Locate each line in the records containing "ситуаций". Copy it.

--- BEGIN DATASET CONTENT ---

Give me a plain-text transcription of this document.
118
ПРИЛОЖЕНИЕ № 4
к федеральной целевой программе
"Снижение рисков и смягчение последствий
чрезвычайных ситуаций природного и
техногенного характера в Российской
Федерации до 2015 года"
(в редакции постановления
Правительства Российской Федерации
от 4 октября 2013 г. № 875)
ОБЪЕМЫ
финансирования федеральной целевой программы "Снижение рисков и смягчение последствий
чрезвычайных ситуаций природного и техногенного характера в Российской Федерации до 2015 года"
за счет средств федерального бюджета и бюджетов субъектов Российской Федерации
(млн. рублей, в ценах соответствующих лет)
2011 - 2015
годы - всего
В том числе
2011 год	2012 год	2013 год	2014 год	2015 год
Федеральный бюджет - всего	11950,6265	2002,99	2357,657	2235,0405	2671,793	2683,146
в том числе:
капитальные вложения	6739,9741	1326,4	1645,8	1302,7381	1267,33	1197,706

--- END DATASET CONTENT ---

_SOLUTION FOR THIS TASK:_
чрезвычайных ситуаций природного и
чрезвычайных ситуаций природного и техногенного характера в Российской Федерации до 2015 года"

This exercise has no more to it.